### What to do
Copy each line of the data below with the word "comment".

******

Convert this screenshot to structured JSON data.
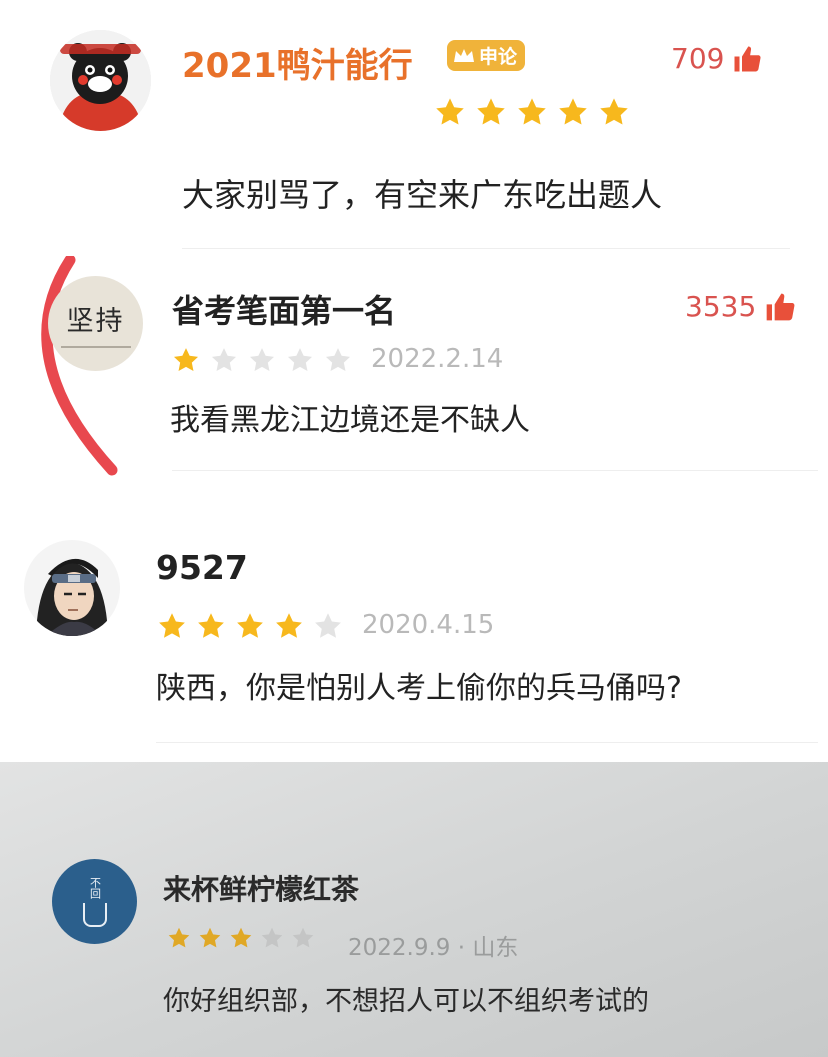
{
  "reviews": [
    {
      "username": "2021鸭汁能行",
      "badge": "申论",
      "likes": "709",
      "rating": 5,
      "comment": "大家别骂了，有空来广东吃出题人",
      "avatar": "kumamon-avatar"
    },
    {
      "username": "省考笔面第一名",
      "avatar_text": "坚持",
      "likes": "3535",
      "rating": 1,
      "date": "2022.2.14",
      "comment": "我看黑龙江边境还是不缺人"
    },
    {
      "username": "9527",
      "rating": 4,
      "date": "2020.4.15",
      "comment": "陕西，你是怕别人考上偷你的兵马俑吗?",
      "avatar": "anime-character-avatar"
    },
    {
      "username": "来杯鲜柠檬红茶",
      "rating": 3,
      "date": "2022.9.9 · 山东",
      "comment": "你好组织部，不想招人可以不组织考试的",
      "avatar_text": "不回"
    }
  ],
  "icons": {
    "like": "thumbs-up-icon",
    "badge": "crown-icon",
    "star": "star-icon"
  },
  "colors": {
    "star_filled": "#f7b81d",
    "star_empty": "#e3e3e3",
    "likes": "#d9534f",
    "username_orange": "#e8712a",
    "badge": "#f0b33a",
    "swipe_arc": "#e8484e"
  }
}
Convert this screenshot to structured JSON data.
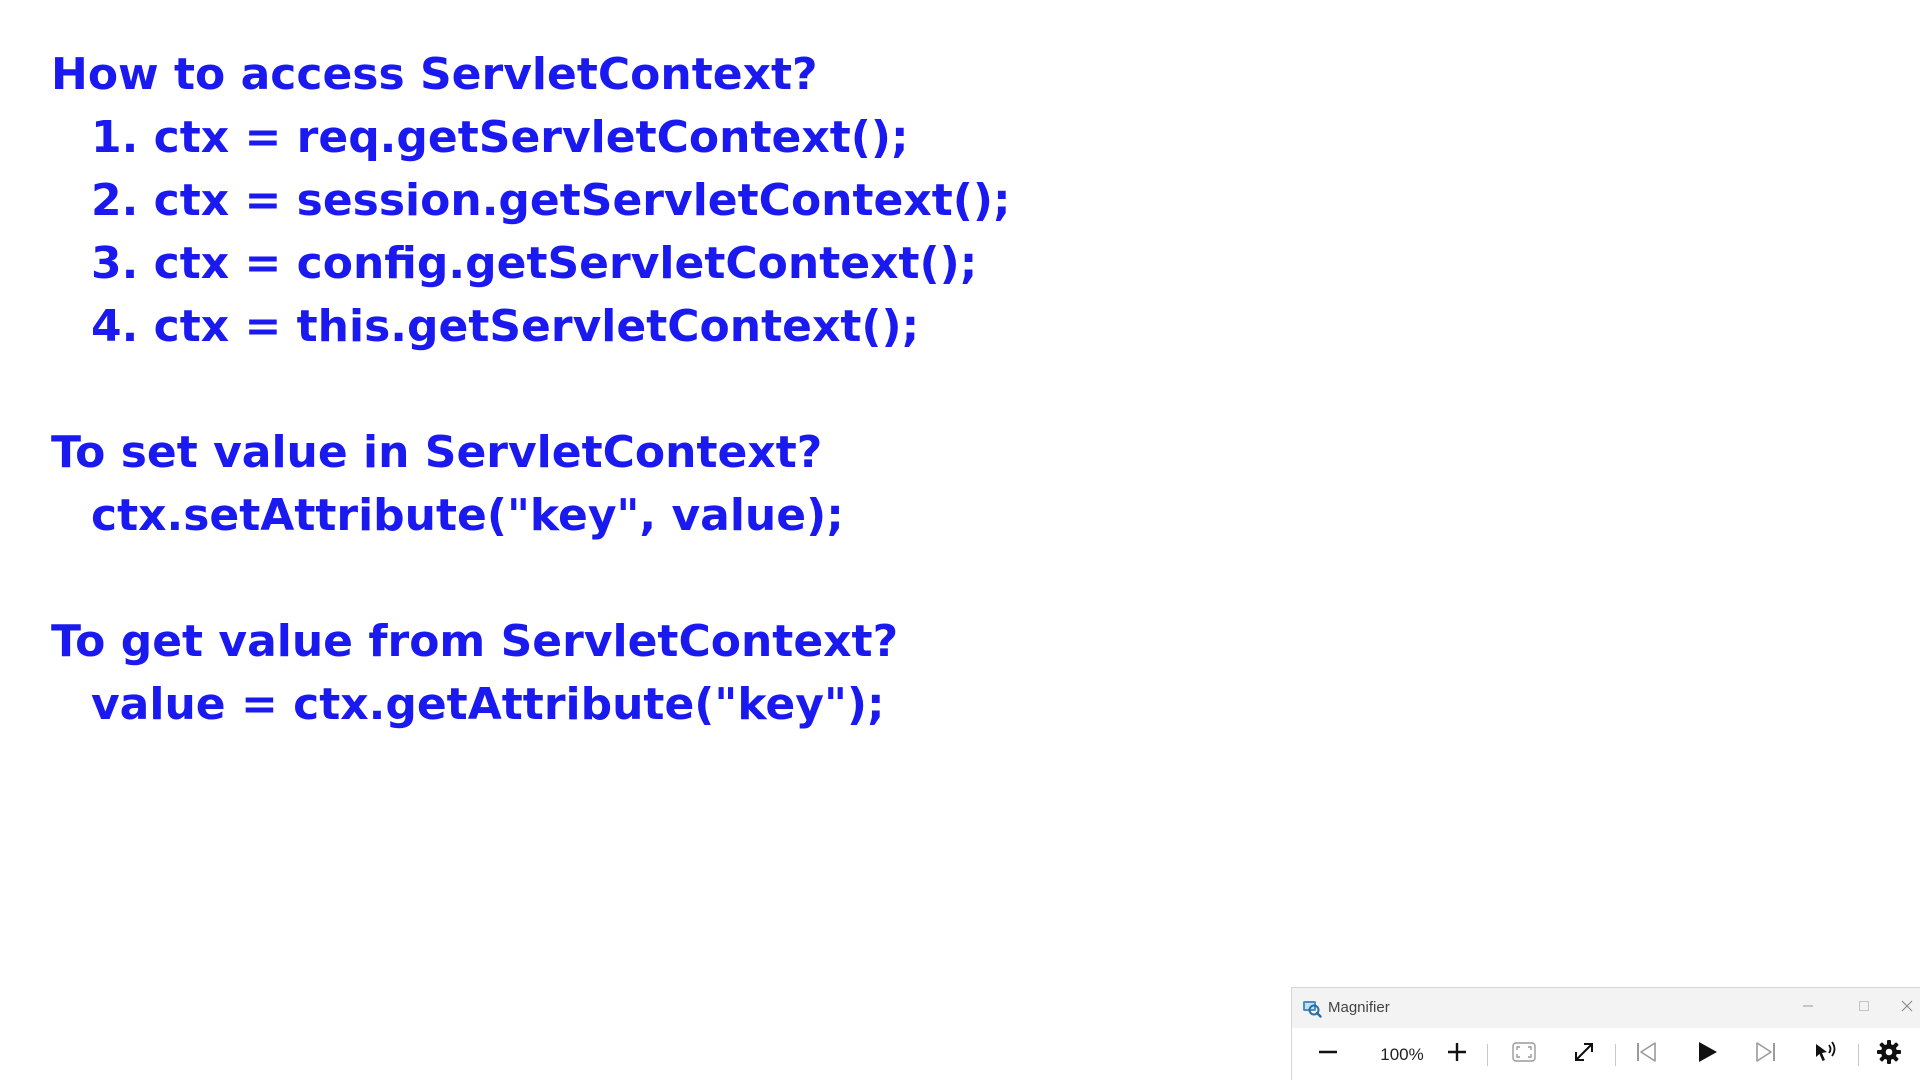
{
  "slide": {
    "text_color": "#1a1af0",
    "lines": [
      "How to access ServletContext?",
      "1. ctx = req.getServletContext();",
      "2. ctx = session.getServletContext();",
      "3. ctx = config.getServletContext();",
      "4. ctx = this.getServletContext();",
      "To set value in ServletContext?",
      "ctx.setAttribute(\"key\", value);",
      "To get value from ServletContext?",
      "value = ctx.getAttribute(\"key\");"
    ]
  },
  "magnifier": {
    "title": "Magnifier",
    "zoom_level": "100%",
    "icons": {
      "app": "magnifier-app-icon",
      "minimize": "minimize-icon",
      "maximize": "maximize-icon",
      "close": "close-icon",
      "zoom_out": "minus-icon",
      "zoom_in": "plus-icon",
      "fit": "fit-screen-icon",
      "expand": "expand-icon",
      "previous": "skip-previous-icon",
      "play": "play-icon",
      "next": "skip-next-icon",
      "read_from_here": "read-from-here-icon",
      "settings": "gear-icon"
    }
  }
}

******

### Solved problem
      "comment": "大家别骂了，有空来广东吃出题人",
      "comment": "我看黑龙江边境还是不缺人"
      "comment": "陕西，你是怕别人考上偷你的兵马俑吗?",
      "comment": "你好组织部，不想招人可以不组织考试的",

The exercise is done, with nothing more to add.